→ TASK INSTRUCTIONS: Write the records below out in full, character for character, with no pictures.

★ ★ ★ ★ ★

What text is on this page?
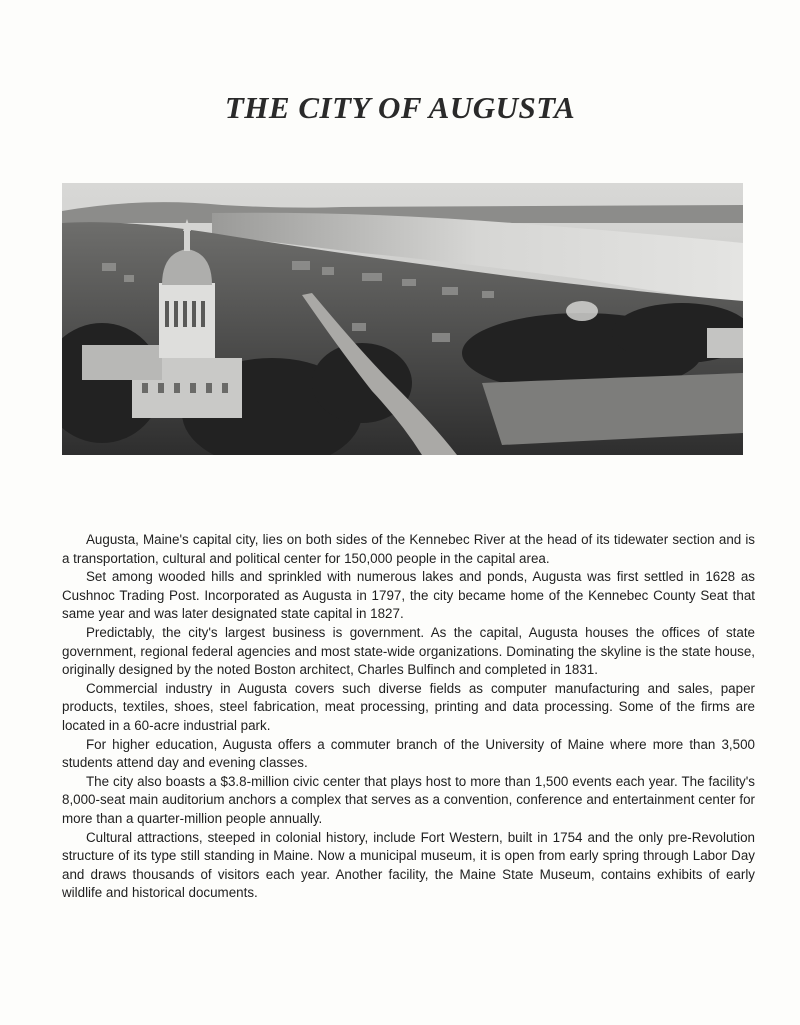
THE CITY OF AUGUSTA

Augusta, Maine's capital city, lies on both sides of the Kennebec River at the head of its tidewater section and is a transportation, cultural and political center for 150,000 people in the capital area.

Set among wooded hills and sprinkled with numerous lakes and ponds, Augusta was first settled in 1628 as Cushnoc Trading Post. Incorporated as Augusta in 1797, the city became home of the Kennebec County Seat that same year and was later designated state capital in 1827.

Predictably, the city's largest business is government. As the capital, Augusta houses the offices of state government, regional federal agencies and most state-wide organizations. Dominating the skyline is the state house, originally designed by the noted Boston architect, Charles Bulfinch and completed in 1831.

Commercial industry in Augusta covers such diverse fields as computer manufacturing and sales, paper products, textiles, shoes, steel fabrication, meat processing, printing and data processing. Some of the firms are located in a 60-acre industrial park.

For higher education, Augusta offers a commuter branch of the University of Maine where more than 3,500 students attend day and evening classes.

The city also boasts a $3.8-million civic center that plays host to more than 1,500 events each year. The facility's 8,000-seat main auditorium anchors a complex that serves as a convention, conference and entertainment center for more than a quarter-million people annually.

Cultural attractions, steeped in colonial history, include Fort Western, built in 1754 and the only pre-Revolution structure of its type still standing in Maine. Now a municipal museum, it is open from early spring through Labor Day and draws thousands of visitors each year. Another facility, the Maine State Museum, contains exhibits of early wildlife and historical documents.
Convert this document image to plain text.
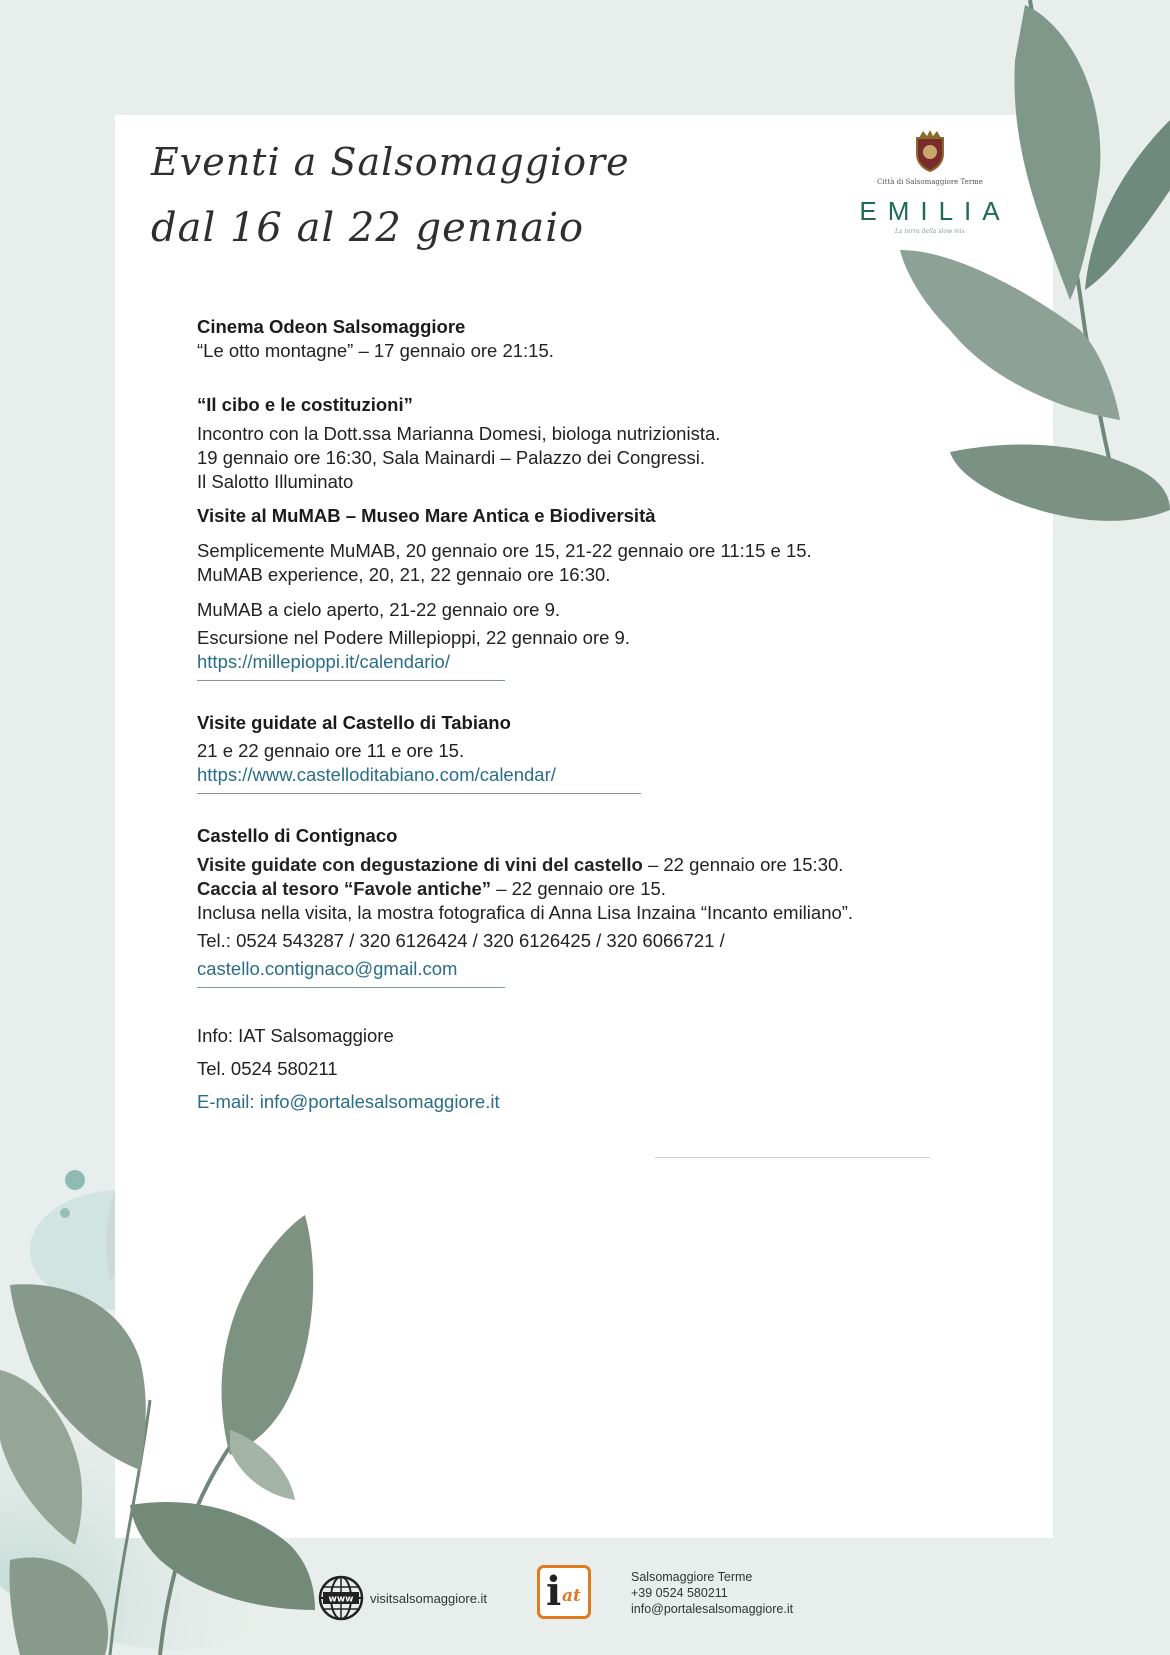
Eventi a Salsomaggiore
dal 16 al 22 gennaio
Città di Salsomaggiore Terme
EMILIA
La terra della slow mix

Cinema Odeon Salsomaggiore

“Le otto montagne” – 17 gennaio ore 21:15.

“Il cibo e le costituzioni”

Incontro con la Dott.ssa Marianna Domesi, biologa nutrizionista.

19 gennaio ore 16:30, Sala Mainardi – Palazzo dei Congressi.

Il Salotto Illuminato

Visite al MuMAB – Museo Mare Antica e Biodiversità

Semplicemente MuMAB, 20 gennaio ore 15, 21-22 gennaio ore 11:15 e 15.

MuMAB experience, 20, 21, 22 gennaio ore 16:30.

MuMAB a cielo aperto, 21-22 gennaio ore 9.

Escursione nel Podere Millepioppi, 22 gennaio ore 9.

https://millepioppi.it/calendario/

Visite guidate al Castello di Tabiano

21 e 22 gennaio ore 11 e ore 15.

https://www.castelloditabiano.com/calendar/

Castello di Contignaco

Visite guidate con degustazione di vini del castello – 22 gennaio ore 15:30.

Caccia al tesoro “Favole antiche” – 22 gennaio ore 15.

Inclusa nella visita, la mostra fotografica di Anna Lisa Inzaina “Incanto emiliano”.

Tel.: 0524 543287 / 320 6126424 / 320 6126425 / 320 6066721 /

castello.contignaco@gmail.com

Info: IAT Salsomaggiore

Tel. 0524 580211

E-mail: info@portalesalsomaggiore.it

www visitsalsomaggiore.it i at
Salsomaggiore Terme
+39 0524 580211
info@portalesalsomaggiore.it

★ ★ ★ ★ ★

→ PROBLEM SOLUTION:
What text is on this page?
THE CITY OF AUGUSTA

Augusta, Maine's capital city, lies on both sides of the Kennebec River at the head of its tidewater section and is a transportation, cultural and political center for 150,000 people in the capital area.

Set among wooded hills and sprinkled with numerous lakes and ponds, Augusta was first settled in 1628 as Cushnoc Trading Post. Incorporated as Augusta in 1797, the city became home of the Kennebec County Seat that same year and was later designated state capital in 1827.

Predictably, the city's largest business is government. As the capital, Augusta houses the offices of state government, regional federal agencies and most state-wide organizations. Dominating the skyline is the state house, originally designed by the noted Boston architect, Charles Bulfinch and completed in 1831.

Commercial industry in Augusta covers such diverse fields as computer manufacturing and sales, paper products, textiles, shoes, steel fabrication, meat processing, printing and data processing. Some of the firms are located in a 60-acre industrial park.

For higher education, Augusta offers a commuter branch of the University of Maine where more than 3,500 students attend day and evening classes.

The city also boasts a $3.8-million civic center that plays host to more than 1,500 events each year. The facility's 8,000-seat main auditorium anchors a complex that serves as a convention, conference and entertainment center for more than a quarter-million people annually.

Cultural attractions, steeped in colonial history, include Fort Western, built in 1754 and the only pre-Revolution structure of its type still standing in Maine. Now a municipal museum, it is open from early spring through Labor Day and draws thousands of visitors each year. Another facility, the Maine State Museum, contains exhibits of early wildlife and historical documents.
Convert this document image to plain text.
Eventi a Salsomaggiore
dal 16 al 22 gennaio
Città di Salsomaggiore Terme
EMILIA
La terra della slow mix

Cinema Odeon Salsomaggiore

“Le otto montagne” – 17 gennaio ore 21:15.

“Il cibo e le costituzioni”

Incontro con la Dott.ssa Marianna Domesi, biologa nutrizionista.

19 gennaio ore 16:30, Sala Mainardi – Palazzo dei Congressi.

Il Salotto Illuminato

Visite al MuMAB – Museo Mare Antica e Biodiversità

Semplicemente MuMAB, 20 gennaio ore 15, 21-22 gennaio ore 11:15 e 15.

MuMAB experience, 20, 21, 22 gennaio ore 16:30.

MuMAB a cielo aperto, 21-22 gennaio ore 9.

Escursione nel Podere Millepioppi, 22 gennaio ore 9.

https://millepioppi.it/calendario/

Visite guidate al Castello di Tabiano

21 e 22 gennaio ore 11 e ore 15.

https://www.castelloditabiano.com/calendar/

Castello di Contignaco

Visite guidate con degustazione di vini del castello – 22 gennaio ore 15:30.

Caccia al tesoro “Favole antiche” – 22 gennaio ore 15.

Inclusa nella visita, la mostra fotografica di Anna Lisa Inzaina “Incanto emiliano”.

Tel.: 0524 543287 / 320 6126424 / 320 6126425 / 320 6066721 /

castello.contignaco@gmail.com

Info: IAT Salsomaggiore

Tel. 0524 580211

E-mail: info@portalesalsomaggiore.it

www visitsalsomaggiore.it i at
Salsomaggiore Terme
+39 0524 580211
info@portalesalsomaggiore.it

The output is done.